Exact repetition is required: output every record in full.
## Start Provided data
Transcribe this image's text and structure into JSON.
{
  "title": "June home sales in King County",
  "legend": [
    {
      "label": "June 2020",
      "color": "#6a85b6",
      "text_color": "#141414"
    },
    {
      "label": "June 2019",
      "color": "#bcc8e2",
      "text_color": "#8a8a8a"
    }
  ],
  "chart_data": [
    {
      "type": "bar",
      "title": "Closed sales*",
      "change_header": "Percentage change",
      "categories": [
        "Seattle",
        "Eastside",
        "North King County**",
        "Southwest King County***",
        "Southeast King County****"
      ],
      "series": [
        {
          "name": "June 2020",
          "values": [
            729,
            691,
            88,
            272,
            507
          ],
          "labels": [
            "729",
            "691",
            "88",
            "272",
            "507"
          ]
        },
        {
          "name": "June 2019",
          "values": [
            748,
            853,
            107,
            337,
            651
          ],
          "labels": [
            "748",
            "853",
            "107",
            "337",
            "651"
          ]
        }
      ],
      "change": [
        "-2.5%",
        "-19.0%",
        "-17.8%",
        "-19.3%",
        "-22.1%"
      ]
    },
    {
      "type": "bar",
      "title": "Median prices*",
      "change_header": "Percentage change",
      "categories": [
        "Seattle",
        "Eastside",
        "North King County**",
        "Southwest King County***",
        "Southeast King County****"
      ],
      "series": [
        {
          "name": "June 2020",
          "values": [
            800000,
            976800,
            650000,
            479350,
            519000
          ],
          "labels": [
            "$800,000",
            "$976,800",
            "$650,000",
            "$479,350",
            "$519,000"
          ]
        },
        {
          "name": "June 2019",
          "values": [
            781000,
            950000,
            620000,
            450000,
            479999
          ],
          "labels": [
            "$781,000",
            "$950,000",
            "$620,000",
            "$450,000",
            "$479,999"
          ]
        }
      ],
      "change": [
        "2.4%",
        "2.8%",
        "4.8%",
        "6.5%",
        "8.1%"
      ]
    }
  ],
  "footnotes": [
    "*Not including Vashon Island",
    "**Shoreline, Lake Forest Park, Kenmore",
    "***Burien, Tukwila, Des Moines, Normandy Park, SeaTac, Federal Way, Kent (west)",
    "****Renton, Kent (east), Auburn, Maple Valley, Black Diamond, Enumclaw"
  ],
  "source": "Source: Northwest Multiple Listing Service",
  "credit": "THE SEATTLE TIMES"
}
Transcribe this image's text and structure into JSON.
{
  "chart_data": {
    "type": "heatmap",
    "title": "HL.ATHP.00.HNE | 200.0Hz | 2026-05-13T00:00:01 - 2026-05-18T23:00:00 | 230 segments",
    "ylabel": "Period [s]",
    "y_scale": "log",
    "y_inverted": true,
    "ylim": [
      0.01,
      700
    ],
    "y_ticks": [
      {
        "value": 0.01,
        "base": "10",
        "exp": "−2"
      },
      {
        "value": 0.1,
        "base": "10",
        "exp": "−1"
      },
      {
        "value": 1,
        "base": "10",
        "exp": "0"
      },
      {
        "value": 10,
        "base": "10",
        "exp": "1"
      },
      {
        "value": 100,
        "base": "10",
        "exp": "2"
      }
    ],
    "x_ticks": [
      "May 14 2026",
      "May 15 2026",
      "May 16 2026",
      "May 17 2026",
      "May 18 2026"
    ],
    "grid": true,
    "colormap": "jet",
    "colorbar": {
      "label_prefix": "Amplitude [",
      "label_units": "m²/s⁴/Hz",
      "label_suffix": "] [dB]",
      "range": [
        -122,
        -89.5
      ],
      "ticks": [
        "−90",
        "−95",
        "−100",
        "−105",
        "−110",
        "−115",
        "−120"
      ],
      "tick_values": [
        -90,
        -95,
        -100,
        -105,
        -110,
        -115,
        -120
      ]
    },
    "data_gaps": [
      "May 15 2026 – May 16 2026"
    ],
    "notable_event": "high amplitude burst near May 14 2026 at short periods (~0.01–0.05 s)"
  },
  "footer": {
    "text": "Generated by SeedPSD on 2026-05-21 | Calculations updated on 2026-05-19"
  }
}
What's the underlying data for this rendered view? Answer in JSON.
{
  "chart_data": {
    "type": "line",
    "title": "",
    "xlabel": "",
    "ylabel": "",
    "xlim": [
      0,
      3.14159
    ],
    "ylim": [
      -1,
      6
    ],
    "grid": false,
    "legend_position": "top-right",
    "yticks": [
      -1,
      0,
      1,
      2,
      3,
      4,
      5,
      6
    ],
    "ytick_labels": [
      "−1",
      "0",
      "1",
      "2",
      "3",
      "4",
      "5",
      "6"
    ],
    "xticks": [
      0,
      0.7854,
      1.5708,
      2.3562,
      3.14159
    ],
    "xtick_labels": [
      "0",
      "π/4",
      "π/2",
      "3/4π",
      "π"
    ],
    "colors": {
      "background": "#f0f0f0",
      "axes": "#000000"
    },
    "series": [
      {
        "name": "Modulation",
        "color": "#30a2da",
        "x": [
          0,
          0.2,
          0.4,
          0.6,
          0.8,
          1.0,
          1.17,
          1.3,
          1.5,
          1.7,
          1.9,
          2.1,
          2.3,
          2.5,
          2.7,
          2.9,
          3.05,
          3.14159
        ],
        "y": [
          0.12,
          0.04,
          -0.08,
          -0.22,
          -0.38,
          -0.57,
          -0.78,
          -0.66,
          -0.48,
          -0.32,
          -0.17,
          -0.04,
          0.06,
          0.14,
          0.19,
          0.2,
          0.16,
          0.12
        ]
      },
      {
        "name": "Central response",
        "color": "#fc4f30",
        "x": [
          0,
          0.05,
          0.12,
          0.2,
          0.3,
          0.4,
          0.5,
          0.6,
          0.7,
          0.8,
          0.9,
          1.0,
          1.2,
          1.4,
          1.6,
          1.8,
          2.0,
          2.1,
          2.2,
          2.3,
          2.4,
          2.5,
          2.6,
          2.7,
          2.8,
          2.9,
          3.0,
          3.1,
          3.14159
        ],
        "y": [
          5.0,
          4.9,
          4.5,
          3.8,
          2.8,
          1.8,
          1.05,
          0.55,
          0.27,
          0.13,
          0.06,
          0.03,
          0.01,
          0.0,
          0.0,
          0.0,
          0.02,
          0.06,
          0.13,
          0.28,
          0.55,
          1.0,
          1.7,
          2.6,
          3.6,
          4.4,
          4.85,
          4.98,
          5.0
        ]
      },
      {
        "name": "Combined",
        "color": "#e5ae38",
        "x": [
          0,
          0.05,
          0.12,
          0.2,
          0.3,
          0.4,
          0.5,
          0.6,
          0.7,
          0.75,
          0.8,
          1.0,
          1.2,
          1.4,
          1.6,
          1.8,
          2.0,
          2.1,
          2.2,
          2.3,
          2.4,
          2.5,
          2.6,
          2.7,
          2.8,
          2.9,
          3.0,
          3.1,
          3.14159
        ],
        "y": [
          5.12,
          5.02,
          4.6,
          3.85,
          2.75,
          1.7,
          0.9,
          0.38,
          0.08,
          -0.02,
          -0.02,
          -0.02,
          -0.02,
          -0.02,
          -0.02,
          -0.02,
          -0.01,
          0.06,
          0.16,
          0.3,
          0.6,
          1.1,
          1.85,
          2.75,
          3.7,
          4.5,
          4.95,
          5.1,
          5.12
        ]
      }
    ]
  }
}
## End Provided data
- _Result_
Transcribe this image's text and structure into JSON.
{
  "title": "June home sales in King County",
  "legend": [
    {
      "label": "June 2020",
      "color": "#6a85b6",
      "text_color": "#141414"
    },
    {
      "label": "June 2019",
      "color": "#bcc8e2",
      "text_color": "#8a8a8a"
    }
  ],
  "chart_data": [
    {
      "type": "bar",
      "title": "Closed sales*",
      "change_header": "Percentage change",
      "categories": [
        "Seattle",
        "Eastside",
        "North King County**",
        "Southwest King County***",
        "Southeast King County****"
      ],
      "series": [
        {
          "name": "June 2020",
          "values": [
            729,
            691,
            88,
            272,
            507
          ],
          "labels": [
            "729",
            "691",
            "88",
            "272",
            "507"
          ]
        },
        {
          "name": "June 2019",
          "values": [
            748,
            853,
            107,
            337,
            651
          ],
          "labels": [
            "748",
            "853",
            "107",
            "337",
            "651"
          ]
        }
      ],
      "change": [
        "-2.5%",
        "-19.0%",
        "-17.8%",
        "-19.3%",
        "-22.1%"
      ]
    },
    {
      "type": "bar",
      "title": "Median prices*",
      "change_header": "Percentage change",
      "categories": [
        "Seattle",
        "Eastside",
        "North King County**",
        "Southwest King County***",
        "Southeast King County****"
      ],
      "series": [
        {
          "name": "June 2020",
          "values": [
            800000,
            976800,
            650000,
            479350,
            519000
          ],
          "labels": [
            "$800,000",
            "$976,800",
            "$650,000",
            "$479,350",
            "$519,000"
          ]
        },
        {
          "name": "June 2019",
          "values": [
            781000,
            950000,
            620000,
            450000,
            479999
          ],
          "labels": [
            "$781,000",
            "$950,000",
            "$620,000",
            "$450,000",
            "$479,999"
          ]
        }
      ],
      "change": [
        "2.4%",
        "2.8%",
        "4.8%",
        "6.5%",
        "8.1%"
      ]
    }
  ],
  "footnotes": [
    "*Not including Vashon Island",
    "**Shoreline, Lake Forest Park, Kenmore",
    "***Burien, Tukwila, Des Moines, Normandy Park, SeaTac, Federal Way, Kent (west)",
    "****Renton, Kent (east), Auburn, Maple Valley, Black Diamond, Enumclaw"
  ],
  "source": "Source: Northwest Multiple Listing Service",
  "credit": "THE SEATTLE TIMES"
}
Transcribe this image's text and structure into JSON.
{
  "chart_data": {
    "type": "heatmap",
    "title": "HL.ATHP.00.HNE | 200.0Hz | 2026-05-13T00:00:01 - 2026-05-18T23:00:00 | 230 segments",
    "ylabel": "Period [s]",
    "y_scale": "log",
    "y_inverted": true,
    "ylim": [
      0.01,
      700
    ],
    "y_ticks": [
      {
        "value": 0.01,
        "base": "10",
        "exp": "−2"
      },
      {
        "value": 0.1,
        "base": "10",
        "exp": "−1"
      },
      {
        "value": 1,
        "base": "10",
        "exp": "0"
      },
      {
        "value": 10,
        "base": "10",
        "exp": "1"
      },
      {
        "value": 100,
        "base": "10",
        "exp": "2"
      }
    ],
    "x_ticks": [
      "May 14 2026",
      "May 15 2026",
      "May 16 2026",
      "May 17 2026",
      "May 18 2026"
    ],
    "grid": true,
    "colormap": "jet",
    "colorbar": {
      "label_prefix": "Amplitude [",
      "label_units": "m²/s⁴/Hz",
      "label_suffix": "] [dB]",
      "range": [
        -122,
        -89.5
      ],
      "ticks": [
        "−90",
        "−95",
        "−100",
        "−105",
        "−110",
        "−115",
        "−120"
      ],
      "tick_values": [
        -90,
        -95,
        -100,
        -105,
        -110,
        -115,
        -120
      ]
    },
    "data_gaps": [
      "May 15 2026 – May 16 2026"
    ],
    "notable_event": "high amplitude burst near May 14 2026 at short periods (~0.01–0.05 s)"
  },
  "footer": {
    "text": "Generated by SeedPSD on 2026-05-21 | Calculations updated on 2026-05-19"
  }
}
What's the underlying data for this rendered view? Answer in JSON.
{
  "chart_data": {
    "type": "line",
    "title": "",
    "xlabel": "",
    "ylabel": "",
    "xlim": [
      0,
      3.14159
    ],
    "ylim": [
      -1,
      6
    ],
    "grid": false,
    "legend_position": "top-right",
    "yticks": [
      -1,
      0,
      1,
      2,
      3,
      4,
      5,
      6
    ],
    "ytick_labels": [
      "−1",
      "0",
      "1",
      "2",
      "3",
      "4",
      "5",
      "6"
    ],
    "xticks": [
      0,
      0.7854,
      1.5708,
      2.3562,
      3.14159
    ],
    "xtick_labels": [
      "0",
      "π/4",
      "π/2",
      "3/4π",
      "π"
    ],
    "colors": {
      "background": "#f0f0f0",
      "axes": "#000000"
    },
    "series": [
      {
        "name": "Modulation",
        "color": "#30a2da",
        "x": [
          0,
          0.2,
          0.4,
          0.6,
          0.8,
          1.0,
          1.17,
          1.3,
          1.5,
          1.7,
          1.9,
          2.1,
          2.3,
          2.5,
          2.7,
          2.9,
          3.05,
          3.14159
        ],
        "y": [
          0.12,
          0.04,
          -0.08,
          -0.22,
          -0.38,
          -0.57,
          -0.78,
          -0.66,
          -0.48,
          -0.32,
          -0.17,
          -0.04,
          0.06,
          0.14,
          0.19,
          0.2,
          0.16,
          0.12
        ]
      },
      {
        "name": "Central response",
        "color": "#fc4f30",
        "x": [
          0,
          0.05,
          0.12,
          0.2,
          0.3,
          0.4,
          0.5,
          0.6,
          0.7,
          0.8,
          0.9,
          1.0,
          1.2,
          1.4,
          1.6,
          1.8,
          2.0,
          2.1,
          2.2,
          2.3,
          2.4,
          2.5,
          2.6,
          2.7,
          2.8,
          2.9,
          3.0,
          3.1,
          3.14159
        ],
        "y": [
          5.0,
          4.9,
          4.5,
          3.8,
          2.8,
          1.8,
          1.05,
          0.55,
          0.27,
          0.13,
          0.06,
          0.03,
          0.01,
          0.0,
          0.0,
          0.0,
          0.02,
          0.06,
          0.13,
          0.28,
          0.55,
          1.0,
          1.7,
          2.6,
          3.6,
          4.4,
          4.85,
          4.98,
          5.0
        ]
      },
      {
        "name": "Combined",
        "color": "#e5ae38",
        "x": [
          0,
          0.05,
          0.12,
          0.2,
          0.3,
          0.4,
          0.5,
          0.6,
          0.7,
          0.75,
          0.8,
          1.0,
          1.2,
          1.4,
          1.6,
          1.8,
          2.0,
          2.1,
          2.2,
          2.3,
          2.4,
          2.5,
          2.6,
          2.7,
          2.8,
          2.9,
          3.0,
          3.1,
          3.14159
        ],
        "y": [
          5.12,
          5.02,
          4.6,
          3.85,
          2.75,
          1.7,
          0.9,
          0.38,
          0.08,
          -0.02,
          -0.02,
          -0.02,
          -0.02,
          -0.02,
          -0.02,
          -0.02,
          -0.01,
          0.06,
          0.16,
          0.3,
          0.6,
          1.1,
          1.85,
          2.75,
          3.7,
          4.5,
          4.95,
          5.1,
          5.12
        ]
      }
    ]
  }
}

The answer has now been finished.